_Supplied material_.
----
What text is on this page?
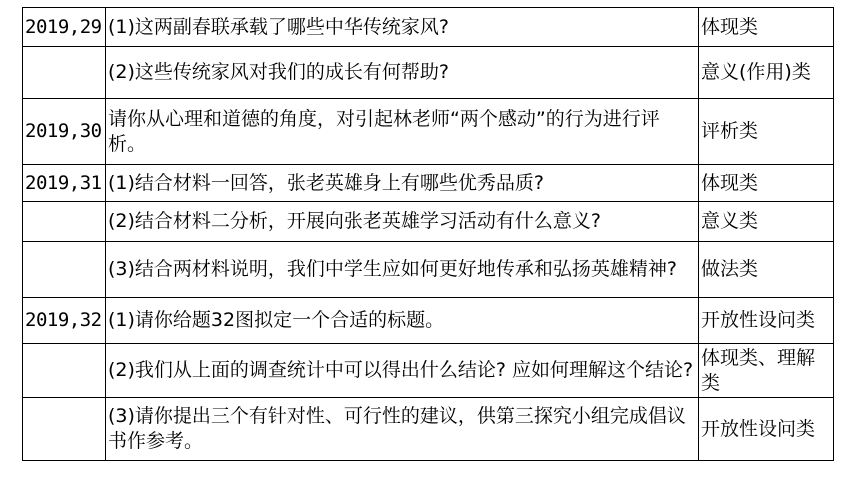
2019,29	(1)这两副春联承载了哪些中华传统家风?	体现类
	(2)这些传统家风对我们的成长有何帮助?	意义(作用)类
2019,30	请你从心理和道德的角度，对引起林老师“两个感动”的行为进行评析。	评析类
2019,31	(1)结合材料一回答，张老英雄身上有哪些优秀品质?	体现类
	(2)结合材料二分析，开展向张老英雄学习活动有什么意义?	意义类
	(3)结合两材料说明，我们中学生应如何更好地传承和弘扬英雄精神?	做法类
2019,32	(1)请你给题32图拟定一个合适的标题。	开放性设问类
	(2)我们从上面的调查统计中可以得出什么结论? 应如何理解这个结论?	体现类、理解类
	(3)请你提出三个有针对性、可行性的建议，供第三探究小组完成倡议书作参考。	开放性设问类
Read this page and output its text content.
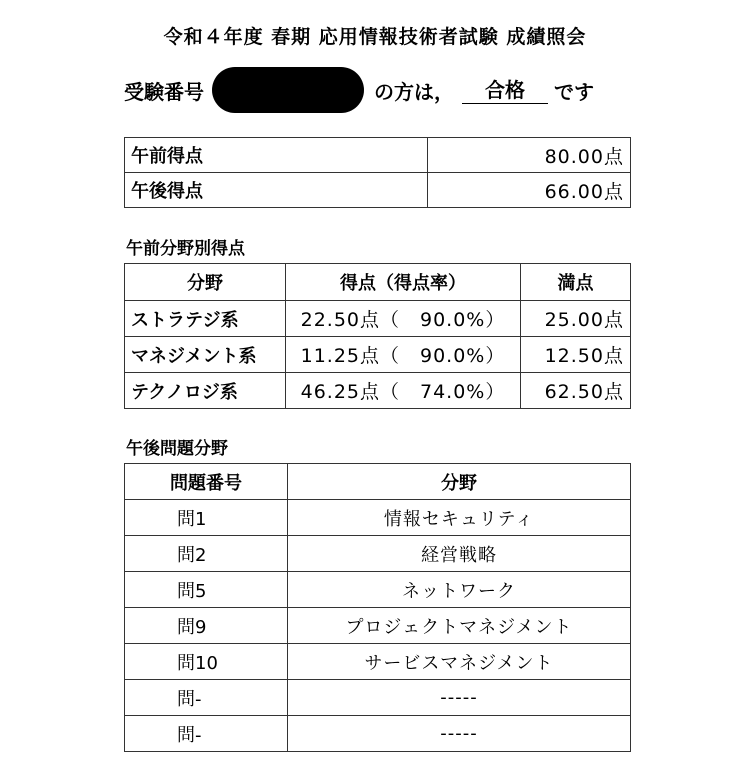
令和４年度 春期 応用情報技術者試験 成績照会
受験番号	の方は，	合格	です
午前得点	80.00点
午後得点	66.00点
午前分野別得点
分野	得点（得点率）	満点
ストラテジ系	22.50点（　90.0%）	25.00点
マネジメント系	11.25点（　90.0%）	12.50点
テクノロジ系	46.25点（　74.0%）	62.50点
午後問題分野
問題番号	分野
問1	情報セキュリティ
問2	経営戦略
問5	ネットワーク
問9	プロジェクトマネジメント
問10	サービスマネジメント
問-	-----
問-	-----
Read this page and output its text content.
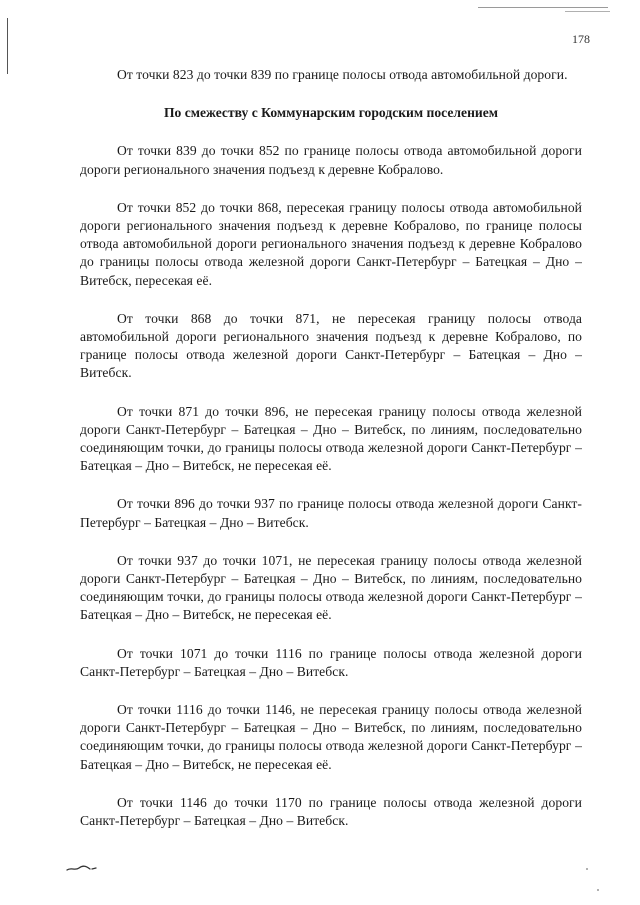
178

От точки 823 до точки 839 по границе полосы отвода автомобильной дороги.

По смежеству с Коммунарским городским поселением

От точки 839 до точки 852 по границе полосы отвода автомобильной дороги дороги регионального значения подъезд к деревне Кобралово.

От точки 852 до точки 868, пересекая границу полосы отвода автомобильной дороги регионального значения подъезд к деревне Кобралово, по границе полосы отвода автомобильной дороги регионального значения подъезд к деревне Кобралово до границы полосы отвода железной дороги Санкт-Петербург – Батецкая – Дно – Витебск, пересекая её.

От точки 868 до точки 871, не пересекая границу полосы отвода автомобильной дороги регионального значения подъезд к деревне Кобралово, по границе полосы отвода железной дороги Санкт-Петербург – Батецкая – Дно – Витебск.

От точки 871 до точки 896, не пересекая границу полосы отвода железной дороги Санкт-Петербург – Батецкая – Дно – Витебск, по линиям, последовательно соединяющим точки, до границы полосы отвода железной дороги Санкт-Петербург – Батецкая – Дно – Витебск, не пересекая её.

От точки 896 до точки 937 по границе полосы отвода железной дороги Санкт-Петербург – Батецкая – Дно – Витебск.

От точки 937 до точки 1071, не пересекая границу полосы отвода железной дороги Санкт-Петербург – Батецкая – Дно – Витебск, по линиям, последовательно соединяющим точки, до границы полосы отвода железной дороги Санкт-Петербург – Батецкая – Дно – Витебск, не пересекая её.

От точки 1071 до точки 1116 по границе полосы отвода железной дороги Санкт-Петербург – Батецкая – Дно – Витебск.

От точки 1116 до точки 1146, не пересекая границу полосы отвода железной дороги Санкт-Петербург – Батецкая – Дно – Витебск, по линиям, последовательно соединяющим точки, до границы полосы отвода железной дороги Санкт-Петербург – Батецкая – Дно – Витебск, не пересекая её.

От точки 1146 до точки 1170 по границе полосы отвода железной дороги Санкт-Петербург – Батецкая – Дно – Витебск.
----
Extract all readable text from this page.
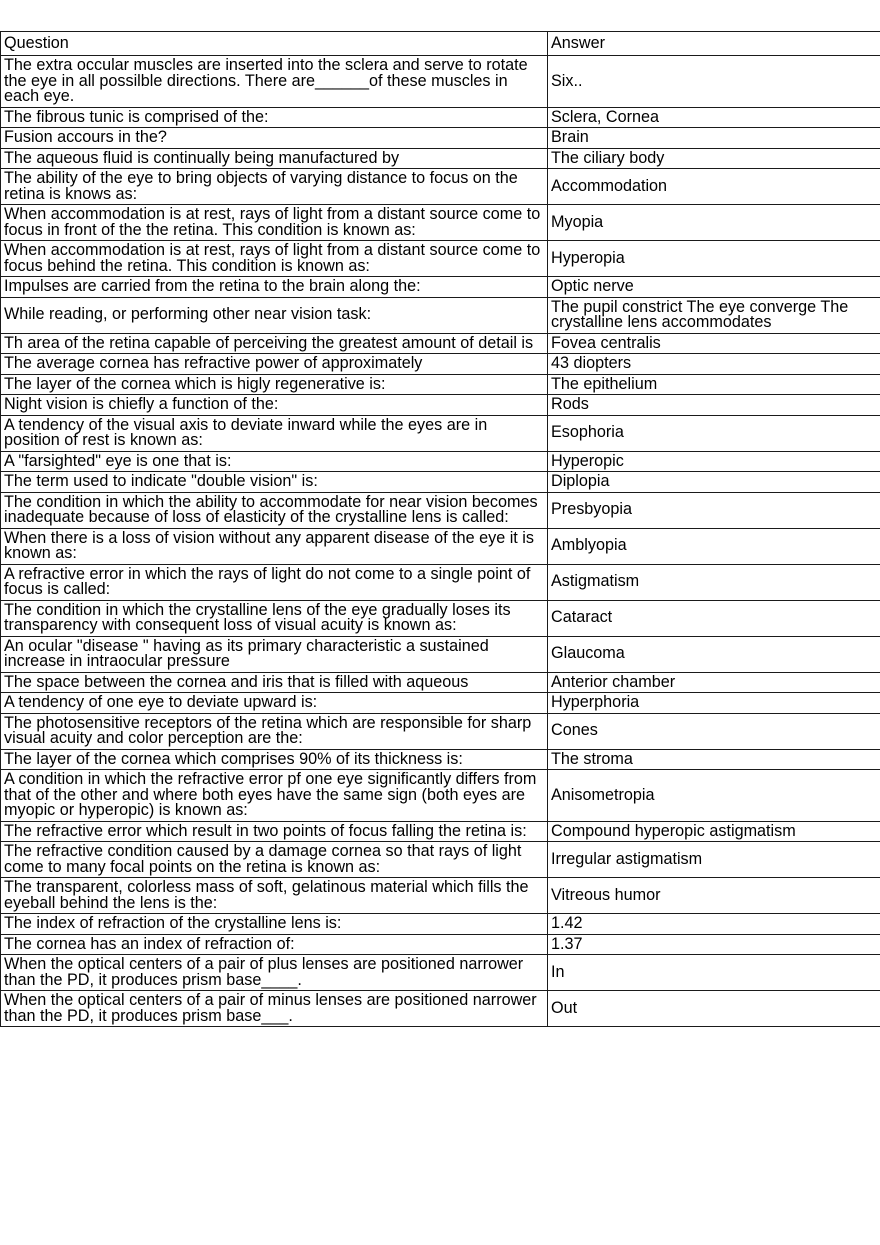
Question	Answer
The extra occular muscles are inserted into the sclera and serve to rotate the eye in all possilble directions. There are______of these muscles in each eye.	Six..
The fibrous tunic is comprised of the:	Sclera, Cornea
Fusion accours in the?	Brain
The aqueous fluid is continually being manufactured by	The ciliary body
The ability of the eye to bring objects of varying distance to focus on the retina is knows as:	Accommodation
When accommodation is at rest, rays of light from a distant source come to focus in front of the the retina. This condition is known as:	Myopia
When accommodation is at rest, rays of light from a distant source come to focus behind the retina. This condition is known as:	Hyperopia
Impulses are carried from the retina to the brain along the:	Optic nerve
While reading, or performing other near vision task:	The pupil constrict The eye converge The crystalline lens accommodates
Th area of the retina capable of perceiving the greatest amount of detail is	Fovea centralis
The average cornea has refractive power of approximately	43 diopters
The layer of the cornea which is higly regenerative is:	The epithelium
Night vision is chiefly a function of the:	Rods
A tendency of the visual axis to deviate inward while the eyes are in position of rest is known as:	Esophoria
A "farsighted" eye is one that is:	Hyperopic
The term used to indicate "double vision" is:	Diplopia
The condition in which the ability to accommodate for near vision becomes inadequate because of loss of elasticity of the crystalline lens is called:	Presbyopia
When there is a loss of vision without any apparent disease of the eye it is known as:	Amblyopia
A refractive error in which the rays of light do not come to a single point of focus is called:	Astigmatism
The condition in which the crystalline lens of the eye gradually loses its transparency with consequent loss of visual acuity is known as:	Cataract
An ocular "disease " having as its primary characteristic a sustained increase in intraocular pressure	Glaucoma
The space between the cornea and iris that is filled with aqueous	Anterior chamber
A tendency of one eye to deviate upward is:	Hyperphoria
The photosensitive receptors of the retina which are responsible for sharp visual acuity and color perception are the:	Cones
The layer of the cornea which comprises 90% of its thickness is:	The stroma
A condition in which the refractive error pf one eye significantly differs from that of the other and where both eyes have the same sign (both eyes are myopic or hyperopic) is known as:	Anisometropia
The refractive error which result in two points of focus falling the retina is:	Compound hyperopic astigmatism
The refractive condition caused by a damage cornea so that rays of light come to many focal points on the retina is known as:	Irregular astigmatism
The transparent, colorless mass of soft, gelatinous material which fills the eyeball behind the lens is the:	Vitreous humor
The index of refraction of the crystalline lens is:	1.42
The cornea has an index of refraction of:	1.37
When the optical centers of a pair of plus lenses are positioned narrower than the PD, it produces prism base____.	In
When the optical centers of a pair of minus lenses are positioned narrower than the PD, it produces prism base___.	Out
----
_The problem_. Return all lines of the material above in which the word "points" occurs.

_Full response_.
The refractive error which result in two points of focus falling the retina is:	Compound hyperopic astigmatism
The refractive condition caused by a damage cornea so that rays of light come to many focal points on the retina is known as:	Irregular astigmatism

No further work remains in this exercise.